Task instructions: Look at the entries below and reproduce them exactly.

Data lines:

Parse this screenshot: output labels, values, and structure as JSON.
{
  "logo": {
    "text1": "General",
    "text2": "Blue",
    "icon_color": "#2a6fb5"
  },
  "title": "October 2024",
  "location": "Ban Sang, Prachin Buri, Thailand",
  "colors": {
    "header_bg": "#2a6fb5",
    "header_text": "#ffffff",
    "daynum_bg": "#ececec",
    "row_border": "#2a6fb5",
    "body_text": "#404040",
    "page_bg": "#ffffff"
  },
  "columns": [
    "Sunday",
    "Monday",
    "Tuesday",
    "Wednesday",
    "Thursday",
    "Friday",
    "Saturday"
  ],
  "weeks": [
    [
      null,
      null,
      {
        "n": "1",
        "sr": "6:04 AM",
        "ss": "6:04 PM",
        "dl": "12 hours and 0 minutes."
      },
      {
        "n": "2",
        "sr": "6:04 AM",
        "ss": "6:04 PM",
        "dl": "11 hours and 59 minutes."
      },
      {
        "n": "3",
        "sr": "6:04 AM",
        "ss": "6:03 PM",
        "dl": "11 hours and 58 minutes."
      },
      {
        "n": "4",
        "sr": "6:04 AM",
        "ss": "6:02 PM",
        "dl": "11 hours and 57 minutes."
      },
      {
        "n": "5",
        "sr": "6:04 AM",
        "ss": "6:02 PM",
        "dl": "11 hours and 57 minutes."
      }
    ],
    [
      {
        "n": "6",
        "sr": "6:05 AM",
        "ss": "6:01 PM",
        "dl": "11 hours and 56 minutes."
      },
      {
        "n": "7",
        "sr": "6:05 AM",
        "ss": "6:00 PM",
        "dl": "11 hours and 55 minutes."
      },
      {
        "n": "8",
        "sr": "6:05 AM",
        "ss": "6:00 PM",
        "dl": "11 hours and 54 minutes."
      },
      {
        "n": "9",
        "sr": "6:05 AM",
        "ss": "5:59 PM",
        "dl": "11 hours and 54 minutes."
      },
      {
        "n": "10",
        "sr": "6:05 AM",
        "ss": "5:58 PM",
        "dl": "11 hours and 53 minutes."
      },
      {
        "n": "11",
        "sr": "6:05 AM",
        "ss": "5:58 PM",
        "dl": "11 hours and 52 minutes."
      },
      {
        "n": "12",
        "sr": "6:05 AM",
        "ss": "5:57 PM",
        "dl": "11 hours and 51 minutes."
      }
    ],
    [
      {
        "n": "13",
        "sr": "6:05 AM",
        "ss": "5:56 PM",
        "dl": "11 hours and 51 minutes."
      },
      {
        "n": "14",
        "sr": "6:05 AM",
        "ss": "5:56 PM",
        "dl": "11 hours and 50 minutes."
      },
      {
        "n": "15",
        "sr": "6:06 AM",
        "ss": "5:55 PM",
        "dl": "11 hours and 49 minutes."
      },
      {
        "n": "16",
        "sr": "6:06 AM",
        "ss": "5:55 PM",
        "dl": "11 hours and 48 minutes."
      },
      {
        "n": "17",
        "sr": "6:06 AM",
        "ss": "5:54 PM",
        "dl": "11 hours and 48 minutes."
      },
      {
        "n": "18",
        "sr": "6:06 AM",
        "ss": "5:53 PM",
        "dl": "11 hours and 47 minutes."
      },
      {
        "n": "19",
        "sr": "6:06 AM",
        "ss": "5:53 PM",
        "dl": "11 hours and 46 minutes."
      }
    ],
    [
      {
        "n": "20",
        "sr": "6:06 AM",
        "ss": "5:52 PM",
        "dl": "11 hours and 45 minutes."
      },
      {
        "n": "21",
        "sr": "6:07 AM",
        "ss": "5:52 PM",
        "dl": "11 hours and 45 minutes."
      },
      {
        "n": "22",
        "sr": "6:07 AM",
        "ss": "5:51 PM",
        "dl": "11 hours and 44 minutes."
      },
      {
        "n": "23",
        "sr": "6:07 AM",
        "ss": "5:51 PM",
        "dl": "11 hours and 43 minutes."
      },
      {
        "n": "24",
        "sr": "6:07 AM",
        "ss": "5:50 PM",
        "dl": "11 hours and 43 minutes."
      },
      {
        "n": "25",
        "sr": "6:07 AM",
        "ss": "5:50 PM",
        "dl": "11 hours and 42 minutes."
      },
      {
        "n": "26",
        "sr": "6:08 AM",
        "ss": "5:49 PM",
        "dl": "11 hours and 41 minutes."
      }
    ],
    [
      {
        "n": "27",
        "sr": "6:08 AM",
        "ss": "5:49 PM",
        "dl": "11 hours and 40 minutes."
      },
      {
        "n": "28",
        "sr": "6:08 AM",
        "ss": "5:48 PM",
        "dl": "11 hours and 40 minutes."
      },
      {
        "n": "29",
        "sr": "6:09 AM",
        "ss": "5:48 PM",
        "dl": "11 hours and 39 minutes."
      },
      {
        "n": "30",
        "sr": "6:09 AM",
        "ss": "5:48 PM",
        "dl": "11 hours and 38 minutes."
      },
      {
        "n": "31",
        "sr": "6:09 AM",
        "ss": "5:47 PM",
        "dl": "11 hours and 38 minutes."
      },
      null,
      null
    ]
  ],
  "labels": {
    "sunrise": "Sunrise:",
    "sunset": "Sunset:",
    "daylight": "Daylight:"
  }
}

Response below:
Parse this screenshot: output labels, values, and structure as JSON.
{
  "logo": {
    "text1": "General",
    "text2": "Blue",
    "icon_color": "#2a6fb5"
  },
  "title": "October 2024",
  "location": "Ban Sang, Prachin Buri, Thailand",
  "colors": {
    "header_bg": "#2a6fb5",
    "header_text": "#ffffff",
    "daynum_bg": "#ececec",
    "row_border": "#2a6fb5",
    "body_text": "#404040",
    "page_bg": "#ffffff"
  },
  "columns": [
    "Sunday",
    "Monday",
    "Tuesday",
    "Wednesday",
    "Thursday",
    "Friday",
    "Saturday"
  ],
  "weeks": [
    [
      null,
      null,
      {
        "n": "1",
        "sr": "6:04 AM",
        "ss": "6:04 PM",
        "dl": "12 hours and 0 minutes."
      },
      {
        "n": "2",
        "sr": "6:04 AM",
        "ss": "6:04 PM",
        "dl": "11 hours and 59 minutes."
      },
      {
        "n": "3",
        "sr": "6:04 AM",
        "ss": "6:03 PM",
        "dl": "11 hours and 58 minutes."
      },
      {
        "n": "4",
        "sr": "6:04 AM",
        "ss": "6:02 PM",
        "dl": "11 hours and 57 minutes."
      },
      {
        "n": "5",
        "sr": "6:04 AM",
        "ss": "6:02 PM",
        "dl": "11 hours and 57 minutes."
      }
    ],
    [
      {
        "n": "6",
        "sr": "6:05 AM",
        "ss": "6:01 PM",
        "dl": "11 hours and 56 minutes."
      },
      {
        "n": "7",
        "sr": "6:05 AM",
        "ss": "6:00 PM",
        "dl": "11 hours and 55 minutes."
      },
      {
        "n": "8",
        "sr": "6:05 AM",
        "ss": "6:00 PM",
        "dl": "11 hours and 54 minutes."
      },
      {
        "n": "9",
        "sr": "6:05 AM",
        "ss": "5:59 PM",
        "dl": "11 hours and 54 minutes."
      },
      {
        "n": "10",
        "sr": "6:05 AM",
        "ss": "5:58 PM",
        "dl": "11 hours and 53 minutes."
      },
      {
        "n": "11",
        "sr": "6:05 AM",
        "ss": "5:58 PM",
        "dl": "11 hours and 52 minutes."
      },
      {
        "n": "12",
        "sr": "6:05 AM",
        "ss": "5:57 PM",
        "dl": "11 hours and 51 minutes."
      }
    ],
    [
      {
        "n": "13",
        "sr": "6:05 AM",
        "ss": "5:56 PM",
        "dl": "11 hours and 51 minutes."
      },
      {
        "n": "14",
        "sr": "6:05 AM",
        "ss": "5:56 PM",
        "dl": "11 hours and 50 minutes."
      },
      {
        "n": "15",
        "sr": "6:06 AM",
        "ss": "5:55 PM",
        "dl": "11 hours and 49 minutes."
      },
      {
        "n": "16",
        "sr": "6:06 AM",
        "ss": "5:55 PM",
        "dl": "11 hours and 48 minutes."
      },
      {
        "n": "17",
        "sr": "6:06 AM",
        "ss": "5:54 PM",
        "dl": "11 hours and 48 minutes."
      },
      {
        "n": "18",
        "sr": "6:06 AM",
        "ss": "5:53 PM",
        "dl": "11 hours and 47 minutes."
      },
      {
        "n": "19",
        "sr": "6:06 AM",
        "ss": "5:53 PM",
        "dl": "11 hours and 46 minutes."
      }
    ],
    [
      {
        "n": "20",
        "sr": "6:06 AM",
        "ss": "5:52 PM",
        "dl": "11 hours and 45 minutes."
      },
      {
        "n": "21",
        "sr": "6:07 AM",
        "ss": "5:52 PM",
        "dl": "11 hours and 45 minutes."
      },
      {
        "n": "22",
        "sr": "6:07 AM",
        "ss": "5:51 PM",
        "dl": "11 hours and 44 minutes."
      },
      {
        "n": "23",
        "sr": "6:07 AM",
        "ss": "5:51 PM",
        "dl": "11 hours and 43 minutes."
      },
      {
        "n": "24",
        "sr": "6:07 AM",
        "ss": "5:50 PM",
        "dl": "11 hours and 43 minutes."
      },
      {
        "n": "25",
        "sr": "6:07 AM",
        "ss": "5:50 PM",
        "dl": "11 hours and 42 minutes."
      },
      {
        "n": "26",
        "sr": "6:08 AM",
        "ss": "5:49 PM",
        "dl": "11 hours and 41 minutes."
      }
    ],
    [
      {
        "n": "27",
        "sr": "6:08 AM",
        "ss": "5:49 PM",
        "dl": "11 hours and 40 minutes."
      },
      {
        "n": "28",
        "sr": "6:08 AM",
        "ss": "5:48 PM",
        "dl": "11 hours and 40 minutes."
      },
      {
        "n": "29",
        "sr": "6:09 AM",
        "ss": "5:48 PM",
        "dl": "11 hours and 39 minutes."
      },
      {
        "n": "30",
        "sr": "6:09 AM",
        "ss": "5:48 PM",
        "dl": "11 hours and 38 minutes."
      },
      {
        "n": "31",
        "sr": "6:09 AM",
        "ss": "5:47 PM",
        "dl": "11 hours and 38 minutes."
      },
      null,
      null
    ]
  ],
  "labels": {
    "sunrise": "Sunrise:",
    "sunset": "Sunset:",
    "daylight": "Daylight:"
  }
}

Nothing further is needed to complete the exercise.